▶ _WHAT IS BEING ASKED_
Every line below is to be quoted exactly, with nothing added or dropped.

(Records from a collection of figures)
────────────────────────────────────────

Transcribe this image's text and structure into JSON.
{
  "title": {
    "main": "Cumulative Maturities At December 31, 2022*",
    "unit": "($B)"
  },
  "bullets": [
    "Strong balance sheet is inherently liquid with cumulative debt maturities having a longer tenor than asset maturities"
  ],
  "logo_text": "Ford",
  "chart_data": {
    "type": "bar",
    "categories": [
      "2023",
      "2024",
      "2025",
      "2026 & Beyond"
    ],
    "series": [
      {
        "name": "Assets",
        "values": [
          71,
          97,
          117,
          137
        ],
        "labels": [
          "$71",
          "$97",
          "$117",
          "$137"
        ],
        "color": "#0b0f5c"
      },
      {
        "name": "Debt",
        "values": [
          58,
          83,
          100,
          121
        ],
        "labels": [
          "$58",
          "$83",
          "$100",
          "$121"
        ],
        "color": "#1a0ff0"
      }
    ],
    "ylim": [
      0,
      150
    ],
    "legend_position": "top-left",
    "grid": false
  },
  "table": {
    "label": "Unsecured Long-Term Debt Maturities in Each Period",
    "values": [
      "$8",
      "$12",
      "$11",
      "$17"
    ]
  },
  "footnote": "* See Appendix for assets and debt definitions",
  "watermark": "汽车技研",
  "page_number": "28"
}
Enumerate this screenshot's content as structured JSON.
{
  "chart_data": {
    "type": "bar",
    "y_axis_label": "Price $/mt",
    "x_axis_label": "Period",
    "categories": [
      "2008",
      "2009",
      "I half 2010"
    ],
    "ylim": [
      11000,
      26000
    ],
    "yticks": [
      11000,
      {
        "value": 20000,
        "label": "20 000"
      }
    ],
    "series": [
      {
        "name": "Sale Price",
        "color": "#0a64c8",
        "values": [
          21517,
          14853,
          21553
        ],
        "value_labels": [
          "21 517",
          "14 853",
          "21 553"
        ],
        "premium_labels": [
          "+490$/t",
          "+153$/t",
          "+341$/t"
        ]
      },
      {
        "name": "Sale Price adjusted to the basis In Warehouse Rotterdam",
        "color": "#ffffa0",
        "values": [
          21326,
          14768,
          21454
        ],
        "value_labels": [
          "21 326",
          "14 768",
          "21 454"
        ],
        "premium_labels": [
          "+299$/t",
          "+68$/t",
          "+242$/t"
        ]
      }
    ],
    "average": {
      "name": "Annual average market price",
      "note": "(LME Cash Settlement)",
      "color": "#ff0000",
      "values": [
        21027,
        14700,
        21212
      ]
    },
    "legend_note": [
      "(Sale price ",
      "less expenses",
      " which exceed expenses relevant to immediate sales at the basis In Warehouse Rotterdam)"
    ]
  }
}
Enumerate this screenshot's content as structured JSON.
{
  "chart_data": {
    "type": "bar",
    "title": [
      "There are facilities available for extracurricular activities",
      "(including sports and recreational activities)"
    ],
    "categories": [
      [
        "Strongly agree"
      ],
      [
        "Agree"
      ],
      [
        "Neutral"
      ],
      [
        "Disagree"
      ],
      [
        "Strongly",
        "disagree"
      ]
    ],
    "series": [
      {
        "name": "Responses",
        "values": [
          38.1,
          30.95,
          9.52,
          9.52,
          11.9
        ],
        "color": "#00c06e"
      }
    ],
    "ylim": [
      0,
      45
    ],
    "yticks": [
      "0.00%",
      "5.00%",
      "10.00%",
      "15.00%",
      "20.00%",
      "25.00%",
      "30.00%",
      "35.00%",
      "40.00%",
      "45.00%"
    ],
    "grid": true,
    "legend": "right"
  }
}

────────────────────────────────────────

▶ _COMPLETE RESPONSE_
Transcribe this image's text and structure into JSON.
{
  "title": {
    "main": "Cumulative Maturities At December 31, 2022*",
    "unit": "($B)"
  },
  "bullets": [
    "Strong balance sheet is inherently liquid with cumulative debt maturities having a longer tenor than asset maturities"
  ],
  "logo_text": "Ford",
  "chart_data": {
    "type": "bar",
    "categories": [
      "2023",
      "2024",
      "2025",
      "2026 & Beyond"
    ],
    "series": [
      {
        "name": "Assets",
        "values": [
          71,
          97,
          117,
          137
        ],
        "labels": [
          "$71",
          "$97",
          "$117",
          "$137"
        ],
        "color": "#0b0f5c"
      },
      {
        "name": "Debt",
        "values": [
          58,
          83,
          100,
          121
        ],
        "labels": [
          "$58",
          "$83",
          "$100",
          "$121"
        ],
        "color": "#1a0ff0"
      }
    ],
    "ylim": [
      0,
      150
    ],
    "legend_position": "top-left",
    "grid": false
  },
  "table": {
    "label": "Unsecured Long-Term Debt Maturities in Each Period",
    "values": [
      "$8",
      "$12",
      "$11",
      "$17"
    ]
  },
  "footnote": "* See Appendix for assets and debt definitions",
  "watermark": "汽车技研",
  "page_number": "28"
}
Enumerate this screenshot's content as structured JSON.
{
  "chart_data": {
    "type": "bar",
    "y_axis_label": "Price $/mt",
    "x_axis_label": "Period",
    "categories": [
      "2008",
      "2009",
      "I half 2010"
    ],
    "ylim": [
      11000,
      26000
    ],
    "yticks": [
      11000,
      {
        "value": 20000,
        "label": "20 000"
      }
    ],
    "series": [
      {
        "name": "Sale Price",
        "color": "#0a64c8",
        "values": [
          21517,
          14853,
          21553
        ],
        "value_labels": [
          "21 517",
          "14 853",
          "21 553"
        ],
        "premium_labels": [
          "+490$/t",
          "+153$/t",
          "+341$/t"
        ]
      },
      {
        "name": "Sale Price adjusted to the basis In Warehouse Rotterdam",
        "color": "#ffffa0",
        "values": [
          21326,
          14768,
          21454
        ],
        "value_labels": [
          "21 326",
          "14 768",
          "21 454"
        ],
        "premium_labels": [
          "+299$/t",
          "+68$/t",
          "+242$/t"
        ]
      }
    ],
    "average": {
      "name": "Annual average market price",
      "note": "(LME Cash Settlement)",
      "color": "#ff0000",
      "values": [
        21027,
        14700,
        21212
      ]
    },
    "legend_note": [
      "(Sale price ",
      "less expenses",
      " which exceed expenses relevant to immediate sales at the basis In Warehouse Rotterdam)"
    ]
  }
}
Enumerate this screenshot's content as structured JSON.
{
  "chart_data": {
    "type": "bar",
    "title": [
      "There are facilities available for extracurricular activities",
      "(including sports and recreational activities)"
    ],
    "categories": [
      [
        "Strongly agree"
      ],
      [
        "Agree"
      ],
      [
        "Neutral"
      ],
      [
        "Disagree"
      ],
      [
        "Strongly",
        "disagree"
      ]
    ],
    "series": [
      {
        "name": "Responses",
        "values": [
          38.1,
          30.95,
          9.52,
          9.52,
          11.9
        ],
        "color": "#00c06e"
      }
    ],
    "ylim": [
      0,
      45
    ],
    "yticks": [
      "0.00%",
      "5.00%",
      "10.00%",
      "15.00%",
      "20.00%",
      "25.00%",
      "30.00%",
      "35.00%",
      "40.00%",
      "45.00%"
    ],
    "grid": true,
    "legend": "right"
  }
}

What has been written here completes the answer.